Extracted data entries
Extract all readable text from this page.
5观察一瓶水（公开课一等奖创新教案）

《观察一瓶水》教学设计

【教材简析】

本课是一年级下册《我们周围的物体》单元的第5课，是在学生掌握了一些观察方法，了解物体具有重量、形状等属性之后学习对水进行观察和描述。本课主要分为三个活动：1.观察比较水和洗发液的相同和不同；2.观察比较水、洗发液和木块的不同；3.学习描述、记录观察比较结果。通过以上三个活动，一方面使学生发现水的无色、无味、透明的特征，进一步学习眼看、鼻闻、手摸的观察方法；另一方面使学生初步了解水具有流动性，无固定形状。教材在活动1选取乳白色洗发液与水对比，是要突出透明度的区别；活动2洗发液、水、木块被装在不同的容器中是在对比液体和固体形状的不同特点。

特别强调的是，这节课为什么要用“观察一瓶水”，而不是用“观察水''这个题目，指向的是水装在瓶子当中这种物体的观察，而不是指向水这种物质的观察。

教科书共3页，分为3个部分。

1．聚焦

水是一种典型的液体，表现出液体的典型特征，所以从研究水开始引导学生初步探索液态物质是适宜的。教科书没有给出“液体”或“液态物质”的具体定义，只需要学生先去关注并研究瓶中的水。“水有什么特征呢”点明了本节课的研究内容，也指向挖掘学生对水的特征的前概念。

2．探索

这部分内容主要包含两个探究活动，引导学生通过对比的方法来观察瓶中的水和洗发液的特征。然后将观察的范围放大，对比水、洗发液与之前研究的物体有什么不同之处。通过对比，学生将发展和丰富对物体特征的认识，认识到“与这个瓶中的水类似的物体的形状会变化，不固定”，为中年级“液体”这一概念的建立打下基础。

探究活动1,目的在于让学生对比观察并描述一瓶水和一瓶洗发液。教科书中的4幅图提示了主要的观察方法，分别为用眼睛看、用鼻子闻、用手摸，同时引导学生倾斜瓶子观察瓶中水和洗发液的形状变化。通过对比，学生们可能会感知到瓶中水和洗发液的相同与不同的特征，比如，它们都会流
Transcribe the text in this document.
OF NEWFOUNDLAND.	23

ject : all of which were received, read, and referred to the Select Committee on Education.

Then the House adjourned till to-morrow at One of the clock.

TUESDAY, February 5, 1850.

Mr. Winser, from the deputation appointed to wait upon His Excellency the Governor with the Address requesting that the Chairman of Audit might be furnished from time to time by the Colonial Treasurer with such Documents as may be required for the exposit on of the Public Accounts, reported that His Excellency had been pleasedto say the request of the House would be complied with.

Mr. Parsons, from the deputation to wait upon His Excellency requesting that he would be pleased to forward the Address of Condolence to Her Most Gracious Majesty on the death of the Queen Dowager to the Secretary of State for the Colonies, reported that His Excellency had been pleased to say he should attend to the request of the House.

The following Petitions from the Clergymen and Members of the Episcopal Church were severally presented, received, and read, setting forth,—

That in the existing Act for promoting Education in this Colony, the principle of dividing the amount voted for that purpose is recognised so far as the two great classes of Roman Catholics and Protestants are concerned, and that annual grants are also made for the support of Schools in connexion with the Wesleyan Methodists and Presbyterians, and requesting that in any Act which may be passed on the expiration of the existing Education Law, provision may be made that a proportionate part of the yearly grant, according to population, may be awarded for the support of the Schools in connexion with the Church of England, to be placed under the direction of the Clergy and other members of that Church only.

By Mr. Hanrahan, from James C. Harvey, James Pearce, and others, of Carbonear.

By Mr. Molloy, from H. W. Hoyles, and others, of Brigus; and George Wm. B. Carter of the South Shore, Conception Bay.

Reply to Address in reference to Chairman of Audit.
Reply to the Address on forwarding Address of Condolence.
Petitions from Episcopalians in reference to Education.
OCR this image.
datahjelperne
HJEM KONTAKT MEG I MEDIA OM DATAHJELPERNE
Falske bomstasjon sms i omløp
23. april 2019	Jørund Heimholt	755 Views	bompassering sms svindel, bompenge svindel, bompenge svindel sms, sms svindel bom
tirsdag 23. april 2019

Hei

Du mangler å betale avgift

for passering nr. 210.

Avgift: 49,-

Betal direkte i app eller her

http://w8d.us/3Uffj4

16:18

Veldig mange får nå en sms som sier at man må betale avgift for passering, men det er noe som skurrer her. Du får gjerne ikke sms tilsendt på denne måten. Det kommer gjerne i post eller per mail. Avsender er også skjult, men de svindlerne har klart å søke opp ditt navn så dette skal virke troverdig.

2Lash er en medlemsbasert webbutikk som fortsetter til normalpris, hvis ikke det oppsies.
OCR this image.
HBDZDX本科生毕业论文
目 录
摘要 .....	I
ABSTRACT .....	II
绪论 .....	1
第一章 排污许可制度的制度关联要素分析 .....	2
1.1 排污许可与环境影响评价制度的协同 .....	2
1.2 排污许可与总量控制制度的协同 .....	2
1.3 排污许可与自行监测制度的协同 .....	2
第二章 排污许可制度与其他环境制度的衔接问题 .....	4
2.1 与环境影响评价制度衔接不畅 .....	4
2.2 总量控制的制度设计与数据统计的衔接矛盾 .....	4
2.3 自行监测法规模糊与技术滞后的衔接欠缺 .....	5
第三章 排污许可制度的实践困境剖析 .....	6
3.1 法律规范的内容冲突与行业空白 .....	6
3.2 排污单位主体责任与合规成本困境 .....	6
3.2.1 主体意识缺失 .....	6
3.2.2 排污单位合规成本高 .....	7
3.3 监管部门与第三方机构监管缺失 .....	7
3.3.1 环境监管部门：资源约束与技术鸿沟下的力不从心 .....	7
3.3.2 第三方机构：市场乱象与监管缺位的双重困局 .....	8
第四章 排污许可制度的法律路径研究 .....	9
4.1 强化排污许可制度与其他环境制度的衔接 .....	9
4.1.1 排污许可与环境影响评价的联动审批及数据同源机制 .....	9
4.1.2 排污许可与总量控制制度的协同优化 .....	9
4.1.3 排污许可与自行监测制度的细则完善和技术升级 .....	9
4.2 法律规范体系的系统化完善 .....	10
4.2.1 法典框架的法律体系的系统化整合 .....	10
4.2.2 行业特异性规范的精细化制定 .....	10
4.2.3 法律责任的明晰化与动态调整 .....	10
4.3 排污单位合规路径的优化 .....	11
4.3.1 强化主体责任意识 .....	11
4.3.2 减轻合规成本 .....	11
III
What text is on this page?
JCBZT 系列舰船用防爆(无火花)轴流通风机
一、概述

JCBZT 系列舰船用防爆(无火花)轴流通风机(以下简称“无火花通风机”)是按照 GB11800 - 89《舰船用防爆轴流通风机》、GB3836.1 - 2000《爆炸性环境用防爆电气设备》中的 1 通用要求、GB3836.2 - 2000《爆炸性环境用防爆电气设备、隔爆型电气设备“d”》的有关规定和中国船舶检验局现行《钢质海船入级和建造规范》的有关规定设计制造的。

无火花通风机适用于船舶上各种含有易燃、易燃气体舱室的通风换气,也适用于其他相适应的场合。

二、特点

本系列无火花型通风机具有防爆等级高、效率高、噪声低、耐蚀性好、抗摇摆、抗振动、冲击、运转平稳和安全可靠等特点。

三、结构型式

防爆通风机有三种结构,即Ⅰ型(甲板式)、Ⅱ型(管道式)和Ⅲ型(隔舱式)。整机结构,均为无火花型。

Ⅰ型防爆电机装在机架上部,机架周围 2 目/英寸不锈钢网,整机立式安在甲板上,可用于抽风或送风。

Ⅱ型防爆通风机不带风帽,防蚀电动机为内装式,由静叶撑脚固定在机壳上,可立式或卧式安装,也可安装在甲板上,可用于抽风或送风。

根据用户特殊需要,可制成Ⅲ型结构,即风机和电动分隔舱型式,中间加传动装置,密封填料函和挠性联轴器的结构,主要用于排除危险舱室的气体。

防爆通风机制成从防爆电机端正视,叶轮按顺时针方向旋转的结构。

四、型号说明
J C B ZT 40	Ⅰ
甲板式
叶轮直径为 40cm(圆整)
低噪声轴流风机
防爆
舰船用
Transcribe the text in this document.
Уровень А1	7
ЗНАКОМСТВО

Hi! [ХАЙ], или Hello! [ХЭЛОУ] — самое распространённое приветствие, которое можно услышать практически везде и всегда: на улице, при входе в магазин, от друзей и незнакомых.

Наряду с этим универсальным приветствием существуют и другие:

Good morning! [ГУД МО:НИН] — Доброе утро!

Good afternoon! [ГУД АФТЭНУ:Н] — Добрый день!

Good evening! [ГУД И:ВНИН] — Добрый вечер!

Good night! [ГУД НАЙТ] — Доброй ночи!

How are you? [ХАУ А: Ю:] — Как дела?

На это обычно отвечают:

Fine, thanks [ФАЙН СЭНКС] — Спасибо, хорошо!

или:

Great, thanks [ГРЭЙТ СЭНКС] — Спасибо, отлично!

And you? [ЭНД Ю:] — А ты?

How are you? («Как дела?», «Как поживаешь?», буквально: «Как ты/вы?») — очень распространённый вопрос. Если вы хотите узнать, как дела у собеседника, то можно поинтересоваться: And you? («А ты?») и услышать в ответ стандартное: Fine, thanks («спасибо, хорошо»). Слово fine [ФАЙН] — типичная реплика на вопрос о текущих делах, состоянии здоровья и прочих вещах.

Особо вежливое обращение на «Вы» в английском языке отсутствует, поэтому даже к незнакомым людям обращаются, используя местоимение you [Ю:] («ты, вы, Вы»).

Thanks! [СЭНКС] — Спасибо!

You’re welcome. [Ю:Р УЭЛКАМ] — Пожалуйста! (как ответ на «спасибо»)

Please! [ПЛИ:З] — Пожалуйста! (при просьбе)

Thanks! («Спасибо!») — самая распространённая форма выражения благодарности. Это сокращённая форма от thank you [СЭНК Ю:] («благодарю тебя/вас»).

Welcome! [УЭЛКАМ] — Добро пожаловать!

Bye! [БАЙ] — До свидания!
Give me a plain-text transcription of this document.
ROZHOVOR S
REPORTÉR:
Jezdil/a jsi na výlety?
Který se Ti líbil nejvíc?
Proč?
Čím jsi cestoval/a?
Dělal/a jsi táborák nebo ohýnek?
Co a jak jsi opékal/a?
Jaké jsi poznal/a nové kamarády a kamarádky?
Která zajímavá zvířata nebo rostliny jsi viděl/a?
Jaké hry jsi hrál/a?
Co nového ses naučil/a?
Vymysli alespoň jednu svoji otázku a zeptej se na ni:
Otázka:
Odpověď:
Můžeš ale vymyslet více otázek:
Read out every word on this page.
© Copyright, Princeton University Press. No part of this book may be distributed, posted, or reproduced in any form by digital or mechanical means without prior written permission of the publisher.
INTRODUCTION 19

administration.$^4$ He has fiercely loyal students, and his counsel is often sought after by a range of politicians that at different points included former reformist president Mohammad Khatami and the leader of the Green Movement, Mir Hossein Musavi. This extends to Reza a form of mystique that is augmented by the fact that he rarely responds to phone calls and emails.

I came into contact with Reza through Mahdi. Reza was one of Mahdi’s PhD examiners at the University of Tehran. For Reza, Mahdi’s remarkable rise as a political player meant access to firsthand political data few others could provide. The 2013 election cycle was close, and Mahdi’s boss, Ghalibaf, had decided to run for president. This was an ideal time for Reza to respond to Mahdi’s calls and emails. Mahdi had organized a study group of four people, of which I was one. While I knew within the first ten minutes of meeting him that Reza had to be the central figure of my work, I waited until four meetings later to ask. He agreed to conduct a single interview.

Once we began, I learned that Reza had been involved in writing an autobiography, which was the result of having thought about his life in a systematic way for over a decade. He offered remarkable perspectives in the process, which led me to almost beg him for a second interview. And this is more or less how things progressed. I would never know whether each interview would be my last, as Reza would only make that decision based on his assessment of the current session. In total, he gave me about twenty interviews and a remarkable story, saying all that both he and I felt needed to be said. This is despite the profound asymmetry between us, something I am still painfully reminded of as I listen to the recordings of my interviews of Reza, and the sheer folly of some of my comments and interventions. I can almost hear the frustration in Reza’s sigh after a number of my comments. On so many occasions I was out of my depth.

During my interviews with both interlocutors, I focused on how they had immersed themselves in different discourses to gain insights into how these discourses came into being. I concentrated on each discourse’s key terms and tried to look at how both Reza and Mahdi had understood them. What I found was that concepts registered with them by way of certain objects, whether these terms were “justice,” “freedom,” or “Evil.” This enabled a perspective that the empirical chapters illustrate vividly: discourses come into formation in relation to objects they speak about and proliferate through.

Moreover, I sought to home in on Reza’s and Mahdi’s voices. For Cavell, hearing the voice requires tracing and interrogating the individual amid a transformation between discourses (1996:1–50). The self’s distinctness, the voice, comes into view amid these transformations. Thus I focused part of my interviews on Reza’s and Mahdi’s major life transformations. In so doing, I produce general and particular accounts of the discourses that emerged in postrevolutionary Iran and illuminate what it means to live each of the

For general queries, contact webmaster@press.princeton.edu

Short task
Identify and copy all lines with the word "Fine".

Output of the task
Fine, thanks [ФАЙН СЭНКС] — Спасибо, хорошо!
How are you? («Как дела?», «Как поживаешь?», буквально: «Как ты/вы?») — очень распространённый вопрос. Если вы хотите узнать, как дела у собеседника, то можно поинтересоваться: And you? («А ты?») и услышать в ответ стандартное: Fine, thanks («спасибо, хорошо»). Слово fine [ФАЙН] — типичная реплика на вопрос о текущих делах, состоянии здоровья и прочих вещах.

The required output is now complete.